Task brief:
Set down all of the entries word for word, omitting the images they contain.

===== Exercise data

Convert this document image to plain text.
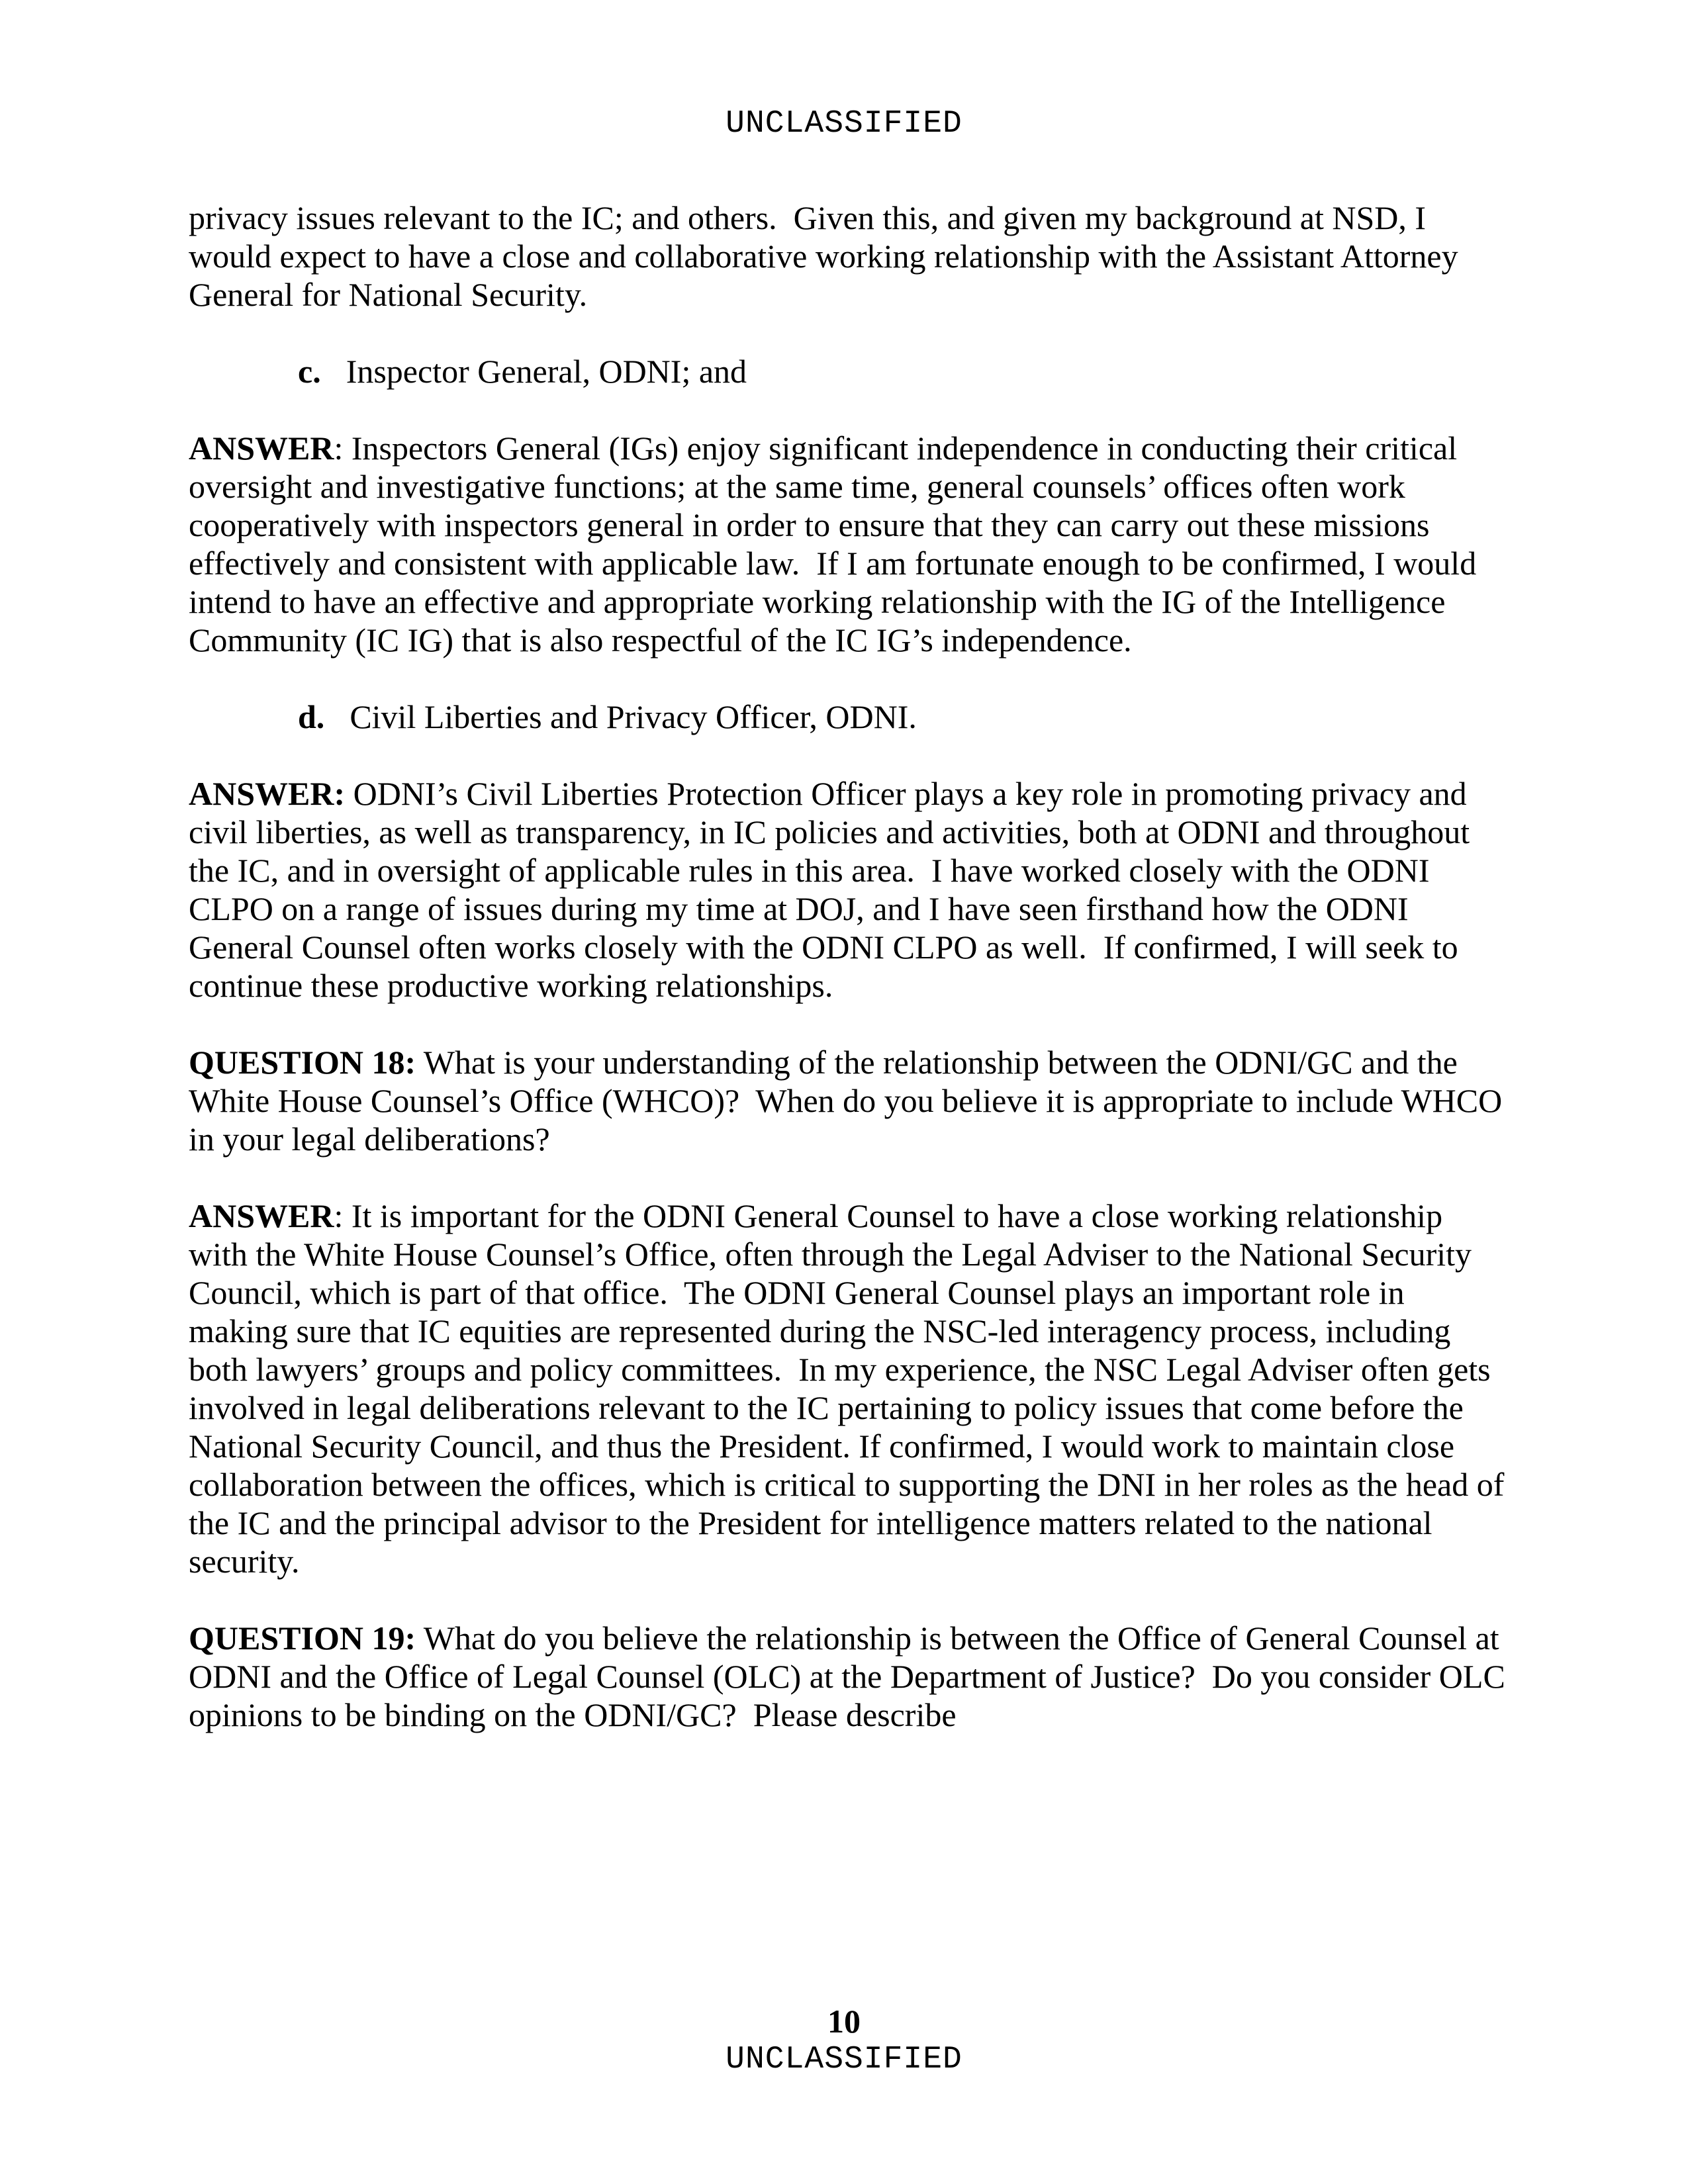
UNCLASSIFIED

privacy issues relevant to the IC; and others.  Given this, and given my background at NSD, I would expect to have a close and collaborative working relationship with the Assistant Attorney General for National Security.

c. Inspector General, ODNI; and

ANSWER: Inspectors General (IGs) enjoy significant independence in conducting their critical oversight and investigative functions; at the same time, general counsels’ offices often work cooperatively with inspectors general in order to ensure that they can carry out these missions effectively and consistent with applicable law.  If I am fortunate enough to be confirmed, I would intend to have an effective and appropriate working relationship with the IG of the Intelligence Community (IC IG) that is also respectful of the IC IG’s independence.

d. Civil Liberties and Privacy Officer, ODNI.

ANSWER: ODNI’s Civil Liberties Protection Officer plays a key role in promoting privacy and civil liberties, as well as transparency, in IC policies and activities, both at ODNI and throughout the IC, and in oversight of applicable rules in this area.  I have worked closely with the ODNI CLPO on a range of issues during my time at DOJ, and I have seen firsthand how the ODNI General Counsel often works closely with the ODNI CLPO as well.  If confirmed, I will seek to continue these productive working relationships.

QUESTION 18: What is your understanding of the relationship between the ODNI/GC and the White House Counsel’s Office (WHCO)?  When do you believe it is appropriate to include WHCO in your legal deliberations?

ANSWER: It is important for the ODNI General Counsel to have a close working relationship with the White House Counsel’s Office, often through the Legal Adviser to the National Security Council, which is part of that office.  The ODNI General Counsel plays an important role in making sure that IC equities are represented during the NSC-led interagency process, including both lawyers’ groups and policy committees.  In my experience, the NSC Legal Adviser often gets involved in legal deliberations relevant to the IC pertaining to policy issues that come before the National Security Council, and thus the President. If confirmed, I would work to maintain close collaboration between the offices, which is critical to supporting the DNI in her roles as the head of the IC and the principal advisor to the President for intelligence matters related to the national security.

QUESTION 19: What do you believe the relationship is between the Office of General Counsel at ODNI and the Office of Legal Counsel (OLC) at the Department of Justice?  Do you consider OLC opinions to be binding on the ODNI/GC?  Please describe

10
UNCLASSIFIED
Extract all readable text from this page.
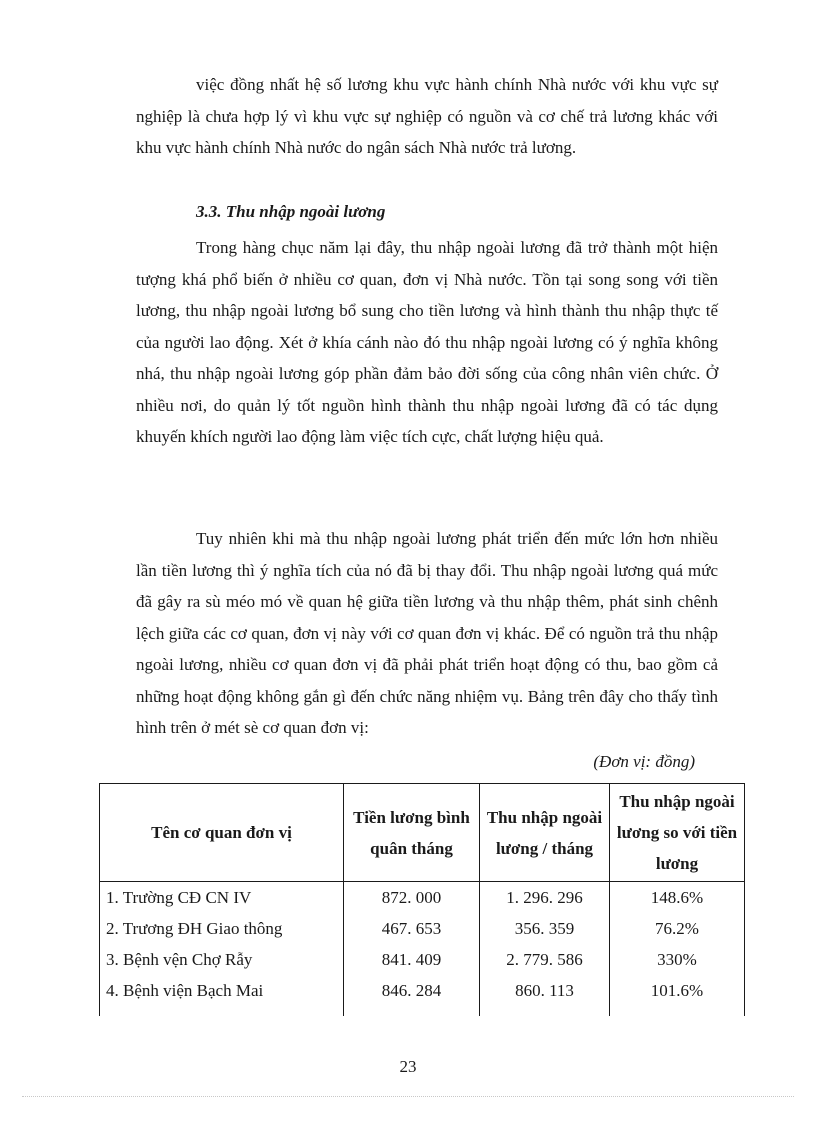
việc đồng nhất hệ số lương khu vực hành chính Nhà nước với khu vực sự nghiệp là chưa hợp lý vì khu vực sự nghiệp có nguồn và cơ chế trả lương khác với khu vực hành chính Nhà nước do ngân sách Nhà nước trả lương.

3.3. Thu nhập ngoài lương

Trong hàng chục năm lại đây, thu nhập ngoài lương đã trở thành một hiện tượng khá phổ biến ở nhiều cơ quan, đơn vị Nhà nước. Tồn tại song song với tiền lương, thu nhập ngoài lương bổ sung cho tiền lương và hình thành thu nhập thực tế của người lao động. Xét ở khía cánh nào đó thu nhập ngoài lương có ý nghĩa không nhá, thu nhập ngoài lương góp phần đảm bảo đời sống của công nhân viên chức. Ở nhiều nơi, do quản lý tốt nguồn hình thành thu nhập ngoài lương đã có tác dụng khuyến khích người lao động làm việc tích cực, chất lượng hiệu quả.

Tuy nhiên khi mà thu nhập ngoài lương phát triển đến mức lớn hơn nhiều lần tiền lương thì ý nghĩa tích của nó đã bị thay đổi. Thu nhập ngoài lương quá mức đã gây ra sù méo mó về quan hệ giữa tiền lương và thu nhập thêm, phát sinh chênh lệch giữa các cơ quan, đơn vị này với cơ quan đơn vị khác. Để có nguồn trả thu nhập ngoài lương, nhiều cơ quan đơn vị đã phải phát triển hoạt động có thu, bao gồm cả những hoạt động không gắn gì đến chức năng nhiệm vụ. Bảng trên đây cho thấy tình hình trên ở mét sè cơ quan đơn vị:

(Đơn vị: đồng)
Tên cơ quan đơn vị	Tiền lương bình quân tháng	Thu nhập ngoài lương / tháng	Thu nhập ngoài lương so với tiền lương
1. Trường CĐ CN IV	872. 000	1. 296. 296	148.6%
2. Trương ĐH Giao thông	467. 653	356. 359	76.2%
3. Bệnh vện Chợ Rẫy	841. 409	2. 779. 586	330%
4. Bệnh viện Bạch Mai	846. 284	860. 113	101.6%
23
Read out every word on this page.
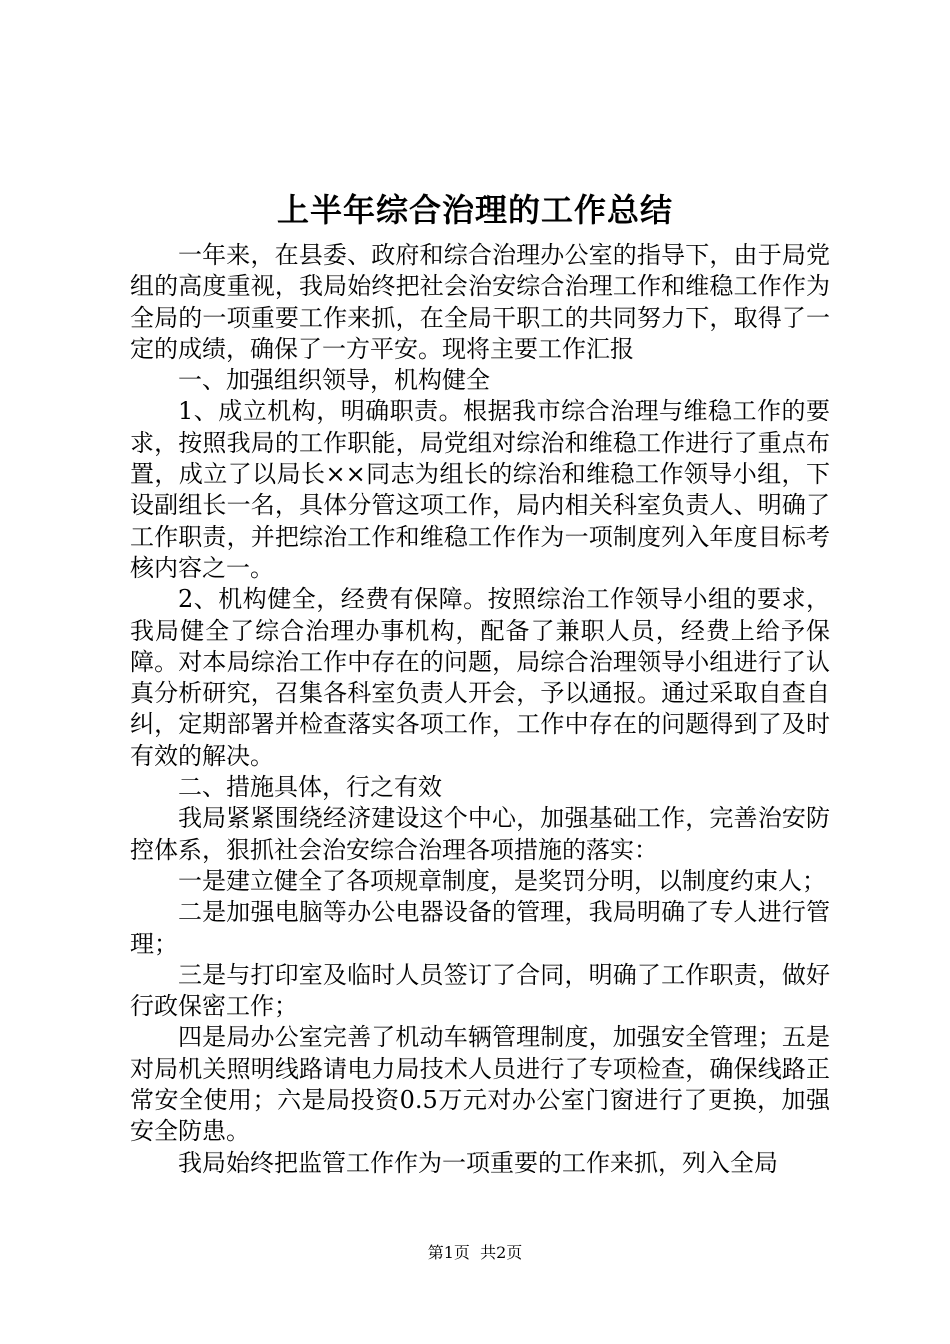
上半年综合治理的工作总结

一年来，在县委、政府和综合治理办公室的指导下，由于局党组的高度重视，我局始终把社会治安综合治理工作和维稳工作作为全局的一项重要工作来抓，在全局干职工的共同努力下，取得了一定的成绩，确保了一方平安。现将主要工作汇报

一、加强组织领导，机构健全

1、成立机构，明确职责。根据我市综合治理与维稳工作的要求，按照我局的工作职能，局党组对综治和维稳工作进行了重点布置，成立了以局长××同志为组长的综治和维稳工作领导小组，下设副组长一名，具体分管这项工作，局内相关科室负责人、明确了工作职责，并把综治工作和维稳工作作为一项制度列入年度目标考核内容之一。

2、机构健全，经费有保障。按照综治工作领导小组的要求，我局健全了综合治理办事机构，配备了兼职人员，经费上给予保障。对本局综治工作中存在的问题，局综合治理领导小组进行了认真分析研究，召集各科室负责人开会，予以通报。通过采取自查自纠，定期部署并检查落实各项工作，工作中存在的问题得到了及时有效的解决。

二、措施具体，行之有效

我局紧紧围绕经济建设这个中心，加强基础工作，完善治安防控体系，狠抓社会治安综合治理各项措施的落实：

一是建立健全了各项规章制度，是奖罚分明，以制度约束人；

二是加强电脑等办公电器设备的管理，我局明确了专人进行管理；

三是与打印室及临时人员签订了合同，明确了工作职责，做好行政保密工作；

四是局办公室完善了机动车辆管理制度，加强安全管理；五是对局机关照明线路请电力局技术人员进行了专项检查，确保线路正常安全使用；六是局投资0.5万元对办公室门窗进行了更换，加强安全防患。

我局始终把监管工作作为一项重要的工作来抓，列入全局

第1页 共2页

==========

Output for this exercise:
Convert this document image to plain text.
UNCLASSIFIED

privacy issues relevant to the IC; and others.  Given this, and given my background at NSD, I would expect to have a close and collaborative working relationship with the Assistant Attorney General for National Security.

c. Inspector General, ODNI; and

ANSWER: Inspectors General (IGs) enjoy significant independence in conducting their critical oversight and investigative functions; at the same time, general counsels’ offices often work cooperatively with inspectors general in order to ensure that they can carry out these missions effectively and consistent with applicable law.  If I am fortunate enough to be confirmed, I would intend to have an effective and appropriate working relationship with the IG of the Intelligence Community (IC IG) that is also respectful of the IC IG’s independence.

d. Civil Liberties and Privacy Officer, ODNI.

ANSWER: ODNI’s Civil Liberties Protection Officer plays a key role in promoting privacy and civil liberties, as well as transparency, in IC policies and activities, both at ODNI and throughout the IC, and in oversight of applicable rules in this area.  I have worked closely with the ODNI CLPO on a range of issues during my time at DOJ, and I have seen firsthand how the ODNI General Counsel often works closely with the ODNI CLPO as well.  If confirmed, I will seek to continue these productive working relationships.

QUESTION 18: What is your understanding of the relationship between the ODNI/GC and the White House Counsel’s Office (WHCO)?  When do you believe it is appropriate to include WHCO in your legal deliberations?

ANSWER: It is important for the ODNI General Counsel to have a close working relationship with the White House Counsel’s Office, often through the Legal Adviser to the National Security Council, which is part of that office.  The ODNI General Counsel plays an important role in making sure that IC equities are represented during the NSC-led interagency process, including both lawyers’ groups and policy committees.  In my experience, the NSC Legal Adviser often gets involved in legal deliberations relevant to the IC pertaining to policy issues that come before the National Security Council, and thus the President. If confirmed, I would work to maintain close collaboration between the offices, which is critical to supporting the DNI in her roles as the head of the IC and the principal advisor to the President for intelligence matters related to the national security.

QUESTION 19: What do you believe the relationship is between the Office of General Counsel at ODNI and the Office of Legal Counsel (OLC) at the Department of Justice?  Do you consider OLC opinions to be binding on the ODNI/GC?  Please describe

10
UNCLASSIFIED
Extract all readable text from this page.
việc đồng nhất hệ số lương khu vực hành chính Nhà nước với khu vực sự nghiệp là chưa hợp lý vì khu vực sự nghiệp có nguồn và cơ chế trả lương khác với khu vực hành chính Nhà nước do ngân sách Nhà nước trả lương.

3.3. Thu nhập ngoài lương

Trong hàng chục năm lại đây, thu nhập ngoài lương đã trở thành một hiện tượng khá phổ biến ở nhiều cơ quan, đơn vị Nhà nước. Tồn tại song song với tiền lương, thu nhập ngoài lương bổ sung cho tiền lương và hình thành thu nhập thực tế của người lao động. Xét ở khía cánh nào đó thu nhập ngoài lương có ý nghĩa không nhá, thu nhập ngoài lương góp phần đảm bảo đời sống của công nhân viên chức. Ở nhiều nơi, do quản lý tốt nguồn hình thành thu nhập ngoài lương đã có tác dụng khuyến khích người lao động làm việc tích cực, chất lượng hiệu quả.

Tuy nhiên khi mà thu nhập ngoài lương phát triển đến mức lớn hơn nhiều lần tiền lương thì ý nghĩa tích của nó đã bị thay đổi. Thu nhập ngoài lương quá mức đã gây ra sù méo mó về quan hệ giữa tiền lương và thu nhập thêm, phát sinh chênh lệch giữa các cơ quan, đơn vị này với cơ quan đơn vị khác. Để có nguồn trả thu nhập ngoài lương, nhiều cơ quan đơn vị đã phải phát triển hoạt động có thu, bao gồm cả những hoạt động không gắn gì đến chức năng nhiệm vụ. Bảng trên đây cho thấy tình hình trên ở mét sè cơ quan đơn vị:

(Đơn vị: đồng)
Tên cơ quan đơn vị	Tiền lương bình quân tháng	Thu nhập ngoài lương / tháng	Thu nhập ngoài lương so với tiền lương
1. Trường CĐ CN IV	872. 000	1. 296. 296	148.6%
2. Trương ĐH Giao thông	467. 653	356. 359	76.2%
3. Bệnh vện Chợ Rẫy	841. 409	2. 779. 586	330%
4. Bệnh viện Bạch Mai	846. 284	860. 113	101.6%
23
Read out every word on this page.
上半年综合治理的工作总结

一年来，在县委、政府和综合治理办公室的指导下，由于局党组的高度重视，我局始终把社会治安综合治理工作和维稳工作作为全局的一项重要工作来抓，在全局干职工的共同努力下，取得了一定的成绩，确保了一方平安。现将主要工作汇报

一、加强组织领导，机构健全

1、成立机构，明确职责。根据我市综合治理与维稳工作的要求，按照我局的工作职能，局党组对综治和维稳工作进行了重点布置，成立了以局长××同志为组长的综治和维稳工作领导小组，下设副组长一名，具体分管这项工作，局内相关科室负责人、明确了工作职责，并把综治工作和维稳工作作为一项制度列入年度目标考核内容之一。

2、机构健全，经费有保障。按照综治工作领导小组的要求，我局健全了综合治理办事机构，配备了兼职人员，经费上给予保障。对本局综治工作中存在的问题，局综合治理领导小组进行了认真分析研究，召集各科室负责人开会，予以通报。通过采取自查自纠，定期部署并检查落实各项工作，工作中存在的问题得到了及时有效的解决。

二、措施具体，行之有效

我局紧紧围绕经济建设这个中心，加强基础工作，完善治安防控体系，狠抓社会治安综合治理各项措施的落实：

一是建立健全了各项规章制度，是奖罚分明，以制度约束人；

二是加强电脑等办公电器设备的管理，我局明确了专人进行管理；

三是与打印室及临时人员签订了合同，明确了工作职责，做好行政保密工作；

四是局办公室完善了机动车辆管理制度，加强安全管理；五是对局机关照明线路请电力局技术人员进行了专项检查，确保线路正常安全使用；六是局投资0.5万元对办公室门窗进行了更换，加强安全防患。

我局始终把监管工作作为一项重要的工作来抓，列入全局

第1页 共2页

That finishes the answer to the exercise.